:: What is asked ::
Go through the items below and keep only the lines that contain the string "chart", copying each one. The match is case-sensitive.

:: Rows ::

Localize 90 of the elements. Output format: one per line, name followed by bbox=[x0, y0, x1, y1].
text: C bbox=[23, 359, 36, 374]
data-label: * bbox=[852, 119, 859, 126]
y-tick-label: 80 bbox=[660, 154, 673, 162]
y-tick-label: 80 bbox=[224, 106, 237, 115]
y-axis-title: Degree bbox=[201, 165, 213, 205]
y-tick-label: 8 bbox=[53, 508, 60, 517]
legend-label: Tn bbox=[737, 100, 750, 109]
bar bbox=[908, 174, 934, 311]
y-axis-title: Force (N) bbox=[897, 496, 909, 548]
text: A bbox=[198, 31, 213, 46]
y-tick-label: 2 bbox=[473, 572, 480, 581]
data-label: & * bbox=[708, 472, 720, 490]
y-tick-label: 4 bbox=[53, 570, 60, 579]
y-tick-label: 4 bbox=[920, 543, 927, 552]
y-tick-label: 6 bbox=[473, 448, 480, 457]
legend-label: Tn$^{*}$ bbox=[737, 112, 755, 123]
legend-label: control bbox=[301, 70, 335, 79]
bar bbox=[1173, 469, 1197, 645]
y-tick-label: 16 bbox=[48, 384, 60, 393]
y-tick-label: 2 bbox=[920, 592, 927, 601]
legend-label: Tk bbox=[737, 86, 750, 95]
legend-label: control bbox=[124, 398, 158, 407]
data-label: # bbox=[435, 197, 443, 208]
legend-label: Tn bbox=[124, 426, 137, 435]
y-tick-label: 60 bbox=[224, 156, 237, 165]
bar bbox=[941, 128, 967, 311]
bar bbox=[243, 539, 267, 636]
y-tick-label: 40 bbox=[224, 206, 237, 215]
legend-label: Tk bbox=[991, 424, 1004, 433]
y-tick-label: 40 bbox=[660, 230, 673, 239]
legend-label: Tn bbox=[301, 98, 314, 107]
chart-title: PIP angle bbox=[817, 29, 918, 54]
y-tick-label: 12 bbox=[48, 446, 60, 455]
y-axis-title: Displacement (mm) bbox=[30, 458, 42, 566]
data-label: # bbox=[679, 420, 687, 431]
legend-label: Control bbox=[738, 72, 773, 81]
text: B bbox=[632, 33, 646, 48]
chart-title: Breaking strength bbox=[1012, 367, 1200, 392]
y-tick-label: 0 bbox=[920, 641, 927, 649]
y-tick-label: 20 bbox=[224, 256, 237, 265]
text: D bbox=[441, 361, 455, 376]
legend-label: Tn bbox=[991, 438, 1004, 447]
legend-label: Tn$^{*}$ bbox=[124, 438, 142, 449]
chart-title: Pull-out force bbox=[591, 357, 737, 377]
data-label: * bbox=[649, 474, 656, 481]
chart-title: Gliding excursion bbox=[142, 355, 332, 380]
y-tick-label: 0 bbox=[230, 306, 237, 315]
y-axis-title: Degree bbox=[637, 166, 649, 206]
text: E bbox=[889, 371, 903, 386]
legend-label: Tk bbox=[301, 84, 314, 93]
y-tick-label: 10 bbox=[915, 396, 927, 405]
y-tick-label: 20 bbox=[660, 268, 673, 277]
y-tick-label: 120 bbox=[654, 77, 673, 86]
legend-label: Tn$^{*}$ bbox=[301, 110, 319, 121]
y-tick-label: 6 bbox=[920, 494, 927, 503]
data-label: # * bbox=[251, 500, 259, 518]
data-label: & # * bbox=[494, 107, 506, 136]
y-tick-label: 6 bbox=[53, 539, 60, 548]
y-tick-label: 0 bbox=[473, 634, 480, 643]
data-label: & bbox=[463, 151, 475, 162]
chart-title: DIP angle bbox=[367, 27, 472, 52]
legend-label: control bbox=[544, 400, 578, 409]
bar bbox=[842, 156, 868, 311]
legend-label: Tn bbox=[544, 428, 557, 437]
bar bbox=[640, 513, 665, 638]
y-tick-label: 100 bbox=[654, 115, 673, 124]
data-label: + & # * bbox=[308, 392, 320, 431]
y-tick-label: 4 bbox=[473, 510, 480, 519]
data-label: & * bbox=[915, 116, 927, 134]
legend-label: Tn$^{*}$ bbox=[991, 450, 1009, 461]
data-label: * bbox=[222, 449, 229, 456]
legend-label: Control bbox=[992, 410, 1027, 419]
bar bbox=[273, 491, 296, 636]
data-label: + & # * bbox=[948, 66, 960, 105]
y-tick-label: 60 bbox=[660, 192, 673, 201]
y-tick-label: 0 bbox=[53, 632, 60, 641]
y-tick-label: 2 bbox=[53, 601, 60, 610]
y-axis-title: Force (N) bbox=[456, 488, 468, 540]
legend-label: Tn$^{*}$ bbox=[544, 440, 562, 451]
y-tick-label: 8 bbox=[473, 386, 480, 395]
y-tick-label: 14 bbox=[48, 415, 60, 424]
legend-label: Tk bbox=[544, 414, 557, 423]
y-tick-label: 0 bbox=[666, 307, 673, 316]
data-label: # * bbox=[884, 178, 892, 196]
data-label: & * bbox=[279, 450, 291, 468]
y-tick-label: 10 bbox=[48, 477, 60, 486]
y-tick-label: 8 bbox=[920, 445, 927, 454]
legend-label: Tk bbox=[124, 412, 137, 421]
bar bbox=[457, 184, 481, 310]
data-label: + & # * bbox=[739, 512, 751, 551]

:: Full output ::
chart-title: PIP angle bbox=[817, 29, 918, 54]
chart-title: Breaking strength bbox=[1012, 367, 1200, 392]
chart-title: Pull-out force bbox=[591, 357, 737, 377]
chart-title: Gliding excursion bbox=[142, 355, 332, 380]
chart-title: DIP angle bbox=[367, 27, 472, 52]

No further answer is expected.